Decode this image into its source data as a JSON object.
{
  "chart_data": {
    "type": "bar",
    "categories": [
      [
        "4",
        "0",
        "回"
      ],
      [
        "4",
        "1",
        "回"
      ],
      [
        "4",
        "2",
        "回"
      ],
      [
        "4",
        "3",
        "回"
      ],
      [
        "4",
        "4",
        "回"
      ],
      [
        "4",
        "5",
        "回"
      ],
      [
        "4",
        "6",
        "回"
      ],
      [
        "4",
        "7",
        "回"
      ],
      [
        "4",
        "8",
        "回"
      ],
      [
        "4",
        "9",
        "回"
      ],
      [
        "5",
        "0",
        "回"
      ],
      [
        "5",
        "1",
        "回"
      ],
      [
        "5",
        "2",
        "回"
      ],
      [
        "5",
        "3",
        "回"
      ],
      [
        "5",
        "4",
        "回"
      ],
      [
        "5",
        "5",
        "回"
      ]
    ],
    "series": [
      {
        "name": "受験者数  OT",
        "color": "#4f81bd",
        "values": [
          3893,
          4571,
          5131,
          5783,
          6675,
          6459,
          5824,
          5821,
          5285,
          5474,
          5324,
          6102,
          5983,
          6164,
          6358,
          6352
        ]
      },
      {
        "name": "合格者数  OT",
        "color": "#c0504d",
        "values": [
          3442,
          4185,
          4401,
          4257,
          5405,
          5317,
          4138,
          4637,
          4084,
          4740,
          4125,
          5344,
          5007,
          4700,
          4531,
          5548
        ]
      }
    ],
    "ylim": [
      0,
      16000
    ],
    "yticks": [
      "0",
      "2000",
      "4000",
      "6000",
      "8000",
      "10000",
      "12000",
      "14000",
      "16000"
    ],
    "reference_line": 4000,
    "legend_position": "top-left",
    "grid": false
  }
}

*WHAT IS NEEDED*.
Print all of the data exactly as it was given.

*RESULT BELOW*.
Decode this image into its source data as a JSON object.
{
  "chart_data": {
    "type": "bar",
    "categories": [
      [
        "4",
        "0",
        "回"
      ],
      [
        "4",
        "1",
        "回"
      ],
      [
        "4",
        "2",
        "回"
      ],
      [
        "4",
        "3",
        "回"
      ],
      [
        "4",
        "4",
        "回"
      ],
      [
        "4",
        "5",
        "回"
      ],
      [
        "4",
        "6",
        "回"
      ],
      [
        "4",
        "7",
        "回"
      ],
      [
        "4",
        "8",
        "回"
      ],
      [
        "4",
        "9",
        "回"
      ],
      [
        "5",
        "0",
        "回"
      ],
      [
        "5",
        "1",
        "回"
      ],
      [
        "5",
        "2",
        "回"
      ],
      [
        "5",
        "3",
        "回"
      ],
      [
        "5",
        "4",
        "回"
      ],
      [
        "5",
        "5",
        "回"
      ]
    ],
    "series": [
      {
        "name": "受験者数  OT",
        "color": "#4f81bd",
        "values": [
          3893,
          4571,
          5131,
          5783,
          6675,
          6459,
          5824,
          5821,
          5285,
          5474,
          5324,
          6102,
          5983,
          6164,
          6358,
          6352
        ]
      },
      {
        "name": "合格者数  OT",
        "color": "#c0504d",
        "values": [
          3442,
          4185,
          4401,
          4257,
          5405,
          5317,
          4138,
          4637,
          4084,
          4740,
          4125,
          5344,
          5007,
          4700,
          4531,
          5548
        ]
      }
    ],
    "ylim": [
      0,
      16000
    ],
    "yticks": [
      "0",
      "2000",
      "4000",
      "6000",
      "8000",
      "10000",
      "12000",
      "14000",
      "16000"
    ],
    "reference_line": 4000,
    "legend_position": "top-left",
    "grid": false
  }
}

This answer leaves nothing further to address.